▸ **TASK INSTRUCTIONS**
Quote each record exactly, please, leaving none out.

▸ **DATA EXCERPTS**
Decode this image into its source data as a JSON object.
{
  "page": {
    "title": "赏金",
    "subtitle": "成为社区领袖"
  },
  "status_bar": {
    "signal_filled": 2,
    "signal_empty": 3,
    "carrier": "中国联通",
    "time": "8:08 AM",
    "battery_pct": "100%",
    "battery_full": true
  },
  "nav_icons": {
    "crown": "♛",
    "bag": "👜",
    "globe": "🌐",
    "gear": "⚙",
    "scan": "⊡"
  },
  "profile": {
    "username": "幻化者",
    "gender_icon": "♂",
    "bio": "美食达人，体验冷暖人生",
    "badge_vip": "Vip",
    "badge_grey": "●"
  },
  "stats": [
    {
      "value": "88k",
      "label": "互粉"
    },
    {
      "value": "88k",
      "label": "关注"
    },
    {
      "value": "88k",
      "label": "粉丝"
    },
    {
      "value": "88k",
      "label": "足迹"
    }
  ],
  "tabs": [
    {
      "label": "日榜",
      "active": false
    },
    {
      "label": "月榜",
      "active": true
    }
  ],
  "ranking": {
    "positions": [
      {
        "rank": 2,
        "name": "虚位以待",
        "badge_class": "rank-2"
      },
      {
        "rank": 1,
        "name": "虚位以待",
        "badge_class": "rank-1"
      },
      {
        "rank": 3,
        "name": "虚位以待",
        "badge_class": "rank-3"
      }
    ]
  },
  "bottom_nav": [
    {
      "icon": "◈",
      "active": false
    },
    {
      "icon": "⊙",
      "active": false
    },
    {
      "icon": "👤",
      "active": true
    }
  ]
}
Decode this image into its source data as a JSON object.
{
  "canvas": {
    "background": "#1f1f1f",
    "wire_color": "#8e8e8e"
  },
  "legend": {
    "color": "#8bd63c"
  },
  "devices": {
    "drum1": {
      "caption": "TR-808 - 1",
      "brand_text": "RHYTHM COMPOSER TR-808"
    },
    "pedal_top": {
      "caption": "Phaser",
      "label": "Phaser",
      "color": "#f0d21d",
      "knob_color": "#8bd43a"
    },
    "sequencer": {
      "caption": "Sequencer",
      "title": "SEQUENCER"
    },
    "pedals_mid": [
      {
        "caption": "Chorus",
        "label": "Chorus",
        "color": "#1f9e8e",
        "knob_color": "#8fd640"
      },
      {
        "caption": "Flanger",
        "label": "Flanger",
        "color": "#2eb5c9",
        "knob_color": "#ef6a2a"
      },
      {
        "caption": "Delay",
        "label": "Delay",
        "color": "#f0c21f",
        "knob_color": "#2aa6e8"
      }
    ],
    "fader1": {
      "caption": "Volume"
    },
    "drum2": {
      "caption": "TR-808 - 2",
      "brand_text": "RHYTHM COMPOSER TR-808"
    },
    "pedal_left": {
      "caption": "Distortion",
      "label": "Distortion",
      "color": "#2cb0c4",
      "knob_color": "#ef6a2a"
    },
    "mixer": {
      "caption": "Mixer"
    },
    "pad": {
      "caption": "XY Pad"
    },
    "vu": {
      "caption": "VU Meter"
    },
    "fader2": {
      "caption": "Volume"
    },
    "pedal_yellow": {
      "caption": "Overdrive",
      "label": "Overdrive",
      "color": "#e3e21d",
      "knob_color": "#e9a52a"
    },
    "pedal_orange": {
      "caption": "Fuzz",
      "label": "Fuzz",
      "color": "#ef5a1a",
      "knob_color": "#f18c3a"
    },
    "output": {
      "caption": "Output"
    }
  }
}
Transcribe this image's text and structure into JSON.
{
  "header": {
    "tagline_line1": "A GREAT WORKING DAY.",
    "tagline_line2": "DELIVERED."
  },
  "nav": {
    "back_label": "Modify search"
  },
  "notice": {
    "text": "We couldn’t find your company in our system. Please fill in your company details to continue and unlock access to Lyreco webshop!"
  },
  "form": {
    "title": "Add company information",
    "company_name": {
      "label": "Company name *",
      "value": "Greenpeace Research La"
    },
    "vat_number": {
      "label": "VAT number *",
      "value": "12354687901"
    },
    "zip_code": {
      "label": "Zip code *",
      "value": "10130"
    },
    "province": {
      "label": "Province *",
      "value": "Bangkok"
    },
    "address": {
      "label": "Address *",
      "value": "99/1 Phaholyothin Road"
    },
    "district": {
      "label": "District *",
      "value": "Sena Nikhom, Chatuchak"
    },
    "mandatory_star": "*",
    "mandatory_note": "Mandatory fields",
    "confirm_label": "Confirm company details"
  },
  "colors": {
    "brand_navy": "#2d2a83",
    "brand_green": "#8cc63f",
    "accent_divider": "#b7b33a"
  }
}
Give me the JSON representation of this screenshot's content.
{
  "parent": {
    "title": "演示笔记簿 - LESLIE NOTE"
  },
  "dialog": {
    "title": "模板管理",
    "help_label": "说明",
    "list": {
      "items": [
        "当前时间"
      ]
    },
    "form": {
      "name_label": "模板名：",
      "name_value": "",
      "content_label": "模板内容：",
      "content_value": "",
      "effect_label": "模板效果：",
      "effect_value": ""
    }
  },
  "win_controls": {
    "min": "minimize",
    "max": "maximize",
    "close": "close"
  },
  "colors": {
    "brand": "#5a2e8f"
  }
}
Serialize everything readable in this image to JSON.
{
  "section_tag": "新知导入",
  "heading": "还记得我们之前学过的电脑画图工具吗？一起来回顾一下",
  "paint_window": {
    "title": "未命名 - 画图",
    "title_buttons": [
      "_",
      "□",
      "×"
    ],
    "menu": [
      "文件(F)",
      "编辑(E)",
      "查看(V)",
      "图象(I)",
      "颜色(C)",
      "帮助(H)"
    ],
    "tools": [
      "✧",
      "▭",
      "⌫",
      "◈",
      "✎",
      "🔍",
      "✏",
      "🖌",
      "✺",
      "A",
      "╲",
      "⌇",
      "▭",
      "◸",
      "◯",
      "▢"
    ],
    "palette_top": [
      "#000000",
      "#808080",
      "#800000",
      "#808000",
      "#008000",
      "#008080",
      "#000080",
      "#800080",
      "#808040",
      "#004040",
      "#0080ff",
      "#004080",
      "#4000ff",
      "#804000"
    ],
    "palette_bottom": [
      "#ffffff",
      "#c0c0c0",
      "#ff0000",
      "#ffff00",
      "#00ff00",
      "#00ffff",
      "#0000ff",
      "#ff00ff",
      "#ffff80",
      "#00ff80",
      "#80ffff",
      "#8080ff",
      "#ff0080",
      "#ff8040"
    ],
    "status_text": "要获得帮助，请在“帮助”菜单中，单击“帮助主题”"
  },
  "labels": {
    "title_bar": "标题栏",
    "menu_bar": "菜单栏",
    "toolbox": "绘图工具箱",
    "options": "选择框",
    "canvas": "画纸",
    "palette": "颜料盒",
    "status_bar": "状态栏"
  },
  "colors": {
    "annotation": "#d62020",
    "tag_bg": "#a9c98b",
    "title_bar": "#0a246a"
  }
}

▸ **PROBLEM SOLUTION**
Decode this image into its source data as a JSON object.
{
  "page": {
    "title": "赏金",
    "subtitle": "成为社区领袖"
  },
  "status_bar": {
    "signal_filled": 2,
    "signal_empty": 3,
    "carrier": "中国联通",
    "time": "8:08 AM",
    "battery_pct": "100%",
    "battery_full": true
  },
  "nav_icons": {
    "crown": "♛",
    "bag": "👜",
    "globe": "🌐",
    "gear": "⚙",
    "scan": "⊡"
  },
  "profile": {
    "username": "幻化者",
    "gender_icon": "♂",
    "bio": "美食达人，体验冷暖人生",
    "badge_vip": "Vip",
    "badge_grey": "●"
  },
  "stats": [
    {
      "value": "88k",
      "label": "互粉"
    },
    {
      "value": "88k",
      "label": "关注"
    },
    {
      "value": "88k",
      "label": "粉丝"
    },
    {
      "value": "88k",
      "label": "足迹"
    }
  ],
  "tabs": [
    {
      "label": "日榜",
      "active": false
    },
    {
      "label": "月榜",
      "active": true
    }
  ],
  "ranking": {
    "positions": [
      {
        "rank": 2,
        "name": "虚位以待",
        "badge_class": "rank-2"
      },
      {
        "rank": 1,
        "name": "虚位以待",
        "badge_class": "rank-1"
      },
      {
        "rank": 3,
        "name": "虚位以待",
        "badge_class": "rank-3"
      }
    ]
  },
  "bottom_nav": [
    {
      "icon": "◈",
      "active": false
    },
    {
      "icon": "⊙",
      "active": false
    },
    {
      "icon": "👤",
      "active": true
    }
  ]
}
Decode this image into its source data as a JSON object.
{
  "canvas": {
    "background": "#1f1f1f",
    "wire_color": "#8e8e8e"
  },
  "legend": {
    "color": "#8bd63c"
  },
  "devices": {
    "drum1": {
      "caption": "TR-808 - 1",
      "brand_text": "RHYTHM COMPOSER TR-808"
    },
    "pedal_top": {
      "caption": "Phaser",
      "label": "Phaser",
      "color": "#f0d21d",
      "knob_color": "#8bd43a"
    },
    "sequencer": {
      "caption": "Sequencer",
      "title": "SEQUENCER"
    },
    "pedals_mid": [
      {
        "caption": "Chorus",
        "label": "Chorus",
        "color": "#1f9e8e",
        "knob_color": "#8fd640"
      },
      {
        "caption": "Flanger",
        "label": "Flanger",
        "color": "#2eb5c9",
        "knob_color": "#ef6a2a"
      },
      {
        "caption": "Delay",
        "label": "Delay",
        "color": "#f0c21f",
        "knob_color": "#2aa6e8"
      }
    ],
    "fader1": {
      "caption": "Volume"
    },
    "drum2": {
      "caption": "TR-808 - 2",
      "brand_text": "RHYTHM COMPOSER TR-808"
    },
    "pedal_left": {
      "caption": "Distortion",
      "label": "Distortion",
      "color": "#2cb0c4",
      "knob_color": "#ef6a2a"
    },
    "mixer": {
      "caption": "Mixer"
    },
    "pad": {
      "caption": "XY Pad"
    },
    "vu": {
      "caption": "VU Meter"
    },
    "fader2": {
      "caption": "Volume"
    },
    "pedal_yellow": {
      "caption": "Overdrive",
      "label": "Overdrive",
      "color": "#e3e21d",
      "knob_color": "#e9a52a"
    },
    "pedal_orange": {
      "caption": "Fuzz",
      "label": "Fuzz",
      "color": "#ef5a1a",
      "knob_color": "#f18c3a"
    },
    "output": {
      "caption": "Output"
    }
  }
}
Transcribe this image's text and structure into JSON.
{
  "header": {
    "tagline_line1": "A GREAT WORKING DAY.",
    "tagline_line2": "DELIVERED."
  },
  "nav": {
    "back_label": "Modify search"
  },
  "notice": {
    "text": "We couldn’t find your company in our system. Please fill in your company details to continue and unlock access to Lyreco webshop!"
  },
  "form": {
    "title": "Add company information",
    "company_name": {
      "label": "Company name *",
      "value": "Greenpeace Research La"
    },
    "vat_number": {
      "label": "VAT number *",
      "value": "12354687901"
    },
    "zip_code": {
      "label": "Zip code *",
      "value": "10130"
    },
    "province": {
      "label": "Province *",
      "value": "Bangkok"
    },
    "address": {
      "label": "Address *",
      "value": "99/1 Phaholyothin Road"
    },
    "district": {
      "label": "District *",
      "value": "Sena Nikhom, Chatuchak"
    },
    "mandatory_star": "*",
    "mandatory_note": "Mandatory fields",
    "confirm_label": "Confirm company details"
  },
  "colors": {
    "brand_navy": "#2d2a83",
    "brand_green": "#8cc63f",
    "accent_divider": "#b7b33a"
  }
}
Give me the JSON representation of this screenshot's content.
{
  "parent": {
    "title": "演示笔记簿 - LESLIE NOTE"
  },
  "dialog": {
    "title": "模板管理",
    "help_label": "说明",
    "list": {
      "items": [
        "当前时间"
      ]
    },
    "form": {
      "name_label": "模板名：",
      "name_value": "",
      "content_label": "模板内容：",
      "content_value": "",
      "effect_label": "模板效果：",
      "effect_value": ""
    }
  },
  "win_controls": {
    "min": "minimize",
    "max": "maximize",
    "close": "close"
  },
  "colors": {
    "brand": "#5a2e8f"
  }
}
Serialize everything readable in this image to JSON.
{
  "section_tag": "新知导入",
  "heading": "还记得我们之前学过的电脑画图工具吗？一起来回顾一下",
  "paint_window": {
    "title": "未命名 - 画图",
    "title_buttons": [
      "_",
      "□",
      "×"
    ],
    "menu": [
      "文件(F)",
      "编辑(E)",
      "查看(V)",
      "图象(I)",
      "颜色(C)",
      "帮助(H)"
    ],
    "tools": [
      "✧",
      "▭",
      "⌫",
      "◈",
      "✎",
      "🔍",
      "✏",
      "🖌",
      "✺",
      "A",
      "╲",
      "⌇",
      "▭",
      "◸",
      "◯",
      "▢"
    ],
    "palette_top": [
      "#000000",
      "#808080",
      "#800000",
      "#808000",
      "#008000",
      "#008080",
      "#000080",
      "#800080",
      "#808040",
      "#004040",
      "#0080ff",
      "#004080",
      "#4000ff",
      "#804000"
    ],
    "palette_bottom": [
      "#ffffff",
      "#c0c0c0",
      "#ff0000",
      "#ffff00",
      "#00ff00",
      "#00ffff",
      "#0000ff",
      "#ff00ff",
      "#ffff80",
      "#00ff80",
      "#80ffff",
      "#8080ff",
      "#ff0080",
      "#ff8040"
    ],
    "status_text": "要获得帮助，请在“帮助”菜单中，单击“帮助主题”"
  },
  "labels": {
    "title_bar": "标题栏",
    "menu_bar": "菜单栏",
    "toolbox": "绘图工具箱",
    "options": "选择框",
    "canvas": "画纸",
    "palette": "颜料盒",
    "status_bar": "状态栏"
  },
  "colors": {
    "annotation": "#d62020",
    "tag_bg": "#a9c98b",
    "title_bar": "#0a246a"
  }
}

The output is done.